--- INPUT RECORDS ---

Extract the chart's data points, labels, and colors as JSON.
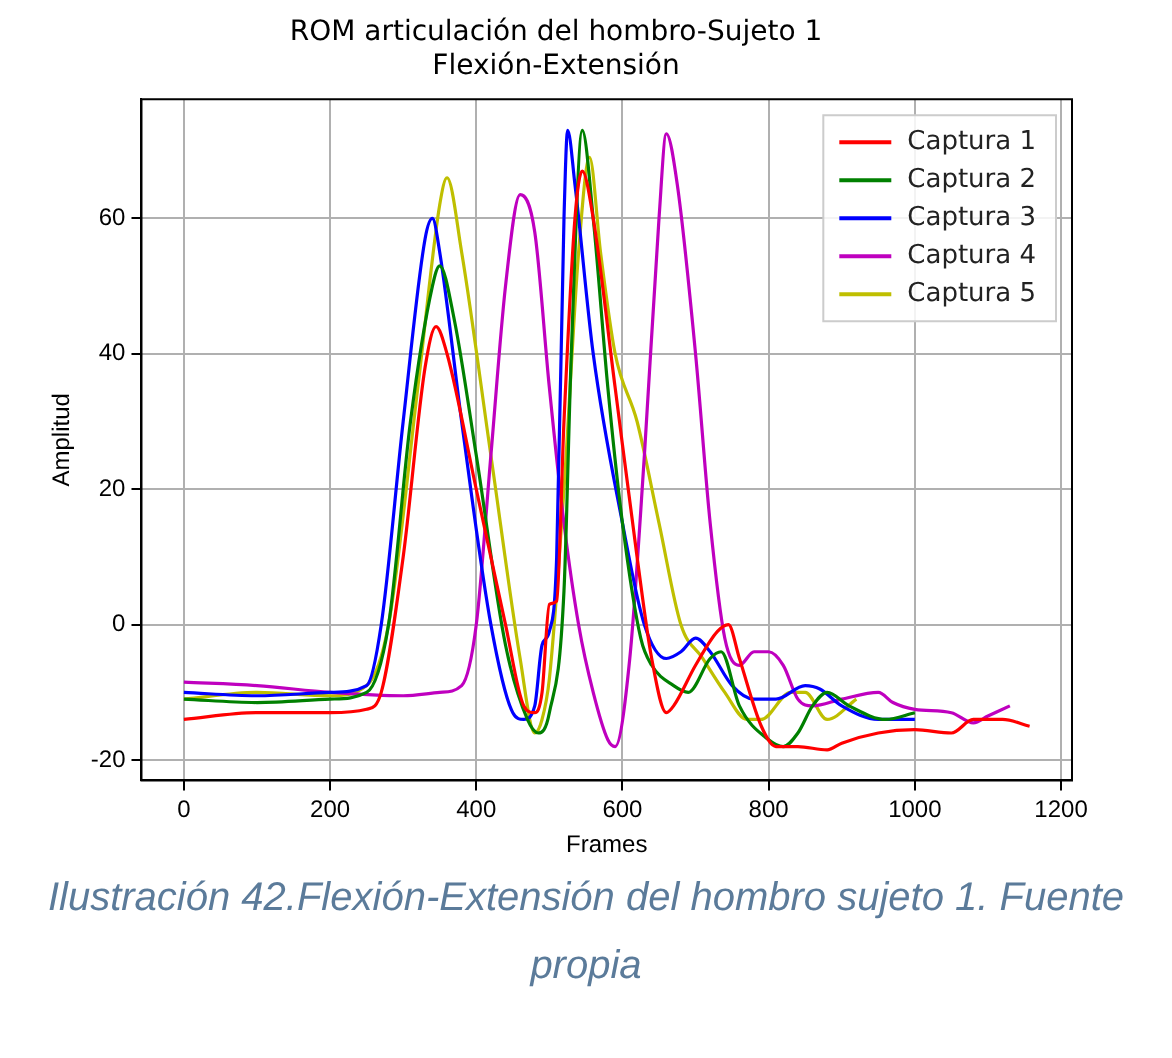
{
  "chart_data": {
    "type": "line",
    "title": "ROM articulación del hombro-Sujeto 1\nFlexión-Extensión",
    "xlabel": "Frames",
    "ylabel": "Amplitud",
    "annotations": [
      "Ilustración 42.Flexión-Extensión del hombro sujeto 1. Fuente propia"
    ],
    "xlim": [
      -58,
      1215
    ],
    "ylim": [
      -23,
      77.6
    ],
    "xticks": [
      0,
      200,
      400,
      600,
      800,
      1000,
      1200
    ],
    "yticks": [
      -20,
      0,
      20,
      40,
      60
    ],
    "grid": true,
    "legend": "top right",
    "marker": "none",
    "line_style": "solid",
    "series": [
      {
        "name": "Captura 1",
        "color": "#ff0000",
        "x": [
          0,
          100,
          200,
          250,
          270,
          300,
          330,
          345,
          360,
          400,
          440,
          465,
          480,
          490,
          500,
          510,
          520,
          535,
          545,
          560,
          590,
          620,
          640,
          660,
          670,
          700,
          730,
          745,
          760,
          790,
          810,
          840,
          880,
          900,
          950,
          1000,
          1050,
          1080,
          1120,
          1157
        ],
        "values": [
          -14,
          -13,
          -13,
          -12.5,
          -10,
          10,
          38,
          44,
          40,
          20,
          0,
          -12,
          -13,
          -10,
          3,
          3.5,
          30,
          60,
          67,
          60,
          35,
          10,
          -5,
          -13,
          -12,
          -6,
          -1,
          0,
          -5,
          -15,
          -18,
          -18,
          -18.5,
          -17.5,
          -16,
          -15.5,
          -16,
          -14,
          -14,
          -15
        ]
      },
      {
        "name": "Captura 2",
        "color": "#008000",
        "x": [
          0,
          100,
          200,
          250,
          280,
          310,
          340,
          350,
          370,
          400,
          440,
          470,
          485,
          500,
          520,
          530,
          545,
          560,
          580,
          600,
          625,
          640,
          670,
          690,
          720,
          735,
          760,
          800,
          820,
          840,
          860,
          880,
          910,
          960,
          1000
        ],
        "values": [
          -11,
          -11.5,
          -11,
          -10,
          0,
          30,
          50,
          53,
          45,
          25,
          -3,
          -14,
          -16,
          -13,
          5,
          40,
          73,
          60,
          35,
          15,
          -2,
          -6,
          -9,
          -10,
          -5,
          -4,
          -12,
          -17,
          -18,
          -16,
          -12,
          -10,
          -12,
          -14,
          -13
        ]
      },
      {
        "name": "Captura 3",
        "color": "#0000ff",
        "x": [
          0,
          100,
          200,
          250,
          270,
          300,
          330,
          340,
          350,
          380,
          420,
          450,
          465,
          480,
          490,
          500,
          510,
          520,
          525,
          535,
          560,
          600,
          630,
          660,
          680,
          700,
          720,
          750,
          780,
          810,
          850,
          870,
          900,
          950,
          1000
        ],
        "values": [
          -10,
          -10.5,
          -10,
          -9,
          0,
          30,
          57,
          60,
          55,
          30,
          0,
          -13,
          -14,
          -12,
          -3,
          -1,
          10,
          60,
          73,
          65,
          40,
          15,
          0,
          -5,
          -4,
          -2,
          -4,
          -9,
          -11,
          -11,
          -9,
          -9.5,
          -12,
          -14,
          -14
        ]
      },
      {
        "name": "Captura 4",
        "color": "#bf00bf",
        "x": [
          0,
          100,
          200,
          300,
          350,
          380,
          400,
          420,
          440,
          460,
          480,
          500,
          520,
          540,
          560,
          580,
          590,
          610,
          630,
          650,
          660,
          675,
          700,
          720,
          740,
          760,
          780,
          800,
          820,
          840,
          860,
          900,
          950,
          970,
          1000,
          1050,
          1080,
          1100,
          1130
        ],
        "values": [
          -8.5,
          -9,
          -10,
          -10.5,
          -10,
          -9,
          0,
          25,
          50,
          63.5,
          58,
          35,
          15,
          0,
          -10,
          -17,
          -18,
          -5,
          25,
          60,
          72.5,
          65,
          40,
          15,
          -2,
          -6,
          -4,
          -4,
          -6,
          -11,
          -12,
          -11,
          -10,
          -11.5,
          -12.5,
          -13,
          -14.5,
          -13.5,
          -12
        ]
      },
      {
        "name": "Captura 5",
        "color": "#bfbf00",
        "x": [
          0,
          100,
          200,
          250,
          280,
          320,
          350,
          360,
          380,
          420,
          460,
          480,
          490,
          500,
          520,
          540,
          555,
          570,
          590,
          620,
          650,
          680,
          710,
          740,
          770,
          790,
          830,
          850,
          880,
          920
        ],
        "values": [
          -11,
          -10,
          -10.5,
          -9,
          0,
          35,
          62,
          66,
          55,
          25,
          -5,
          -16,
          -14,
          -8,
          20,
          55,
          69,
          55,
          40,
          30,
          15,
          0,
          -5,
          -10,
          -14,
          -14,
          -10,
          -10,
          -14,
          -11
        ]
      }
    ]
  }
}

---

Copy each line of the listing that contains the string "Captura".

__REPLY TO THE EXERCISE__.
        "name": "Captura 1",
        "name": "Captura 2",
        "name": "Captura 3",
        "name": "Captura 4",
        "name": "Captura 5",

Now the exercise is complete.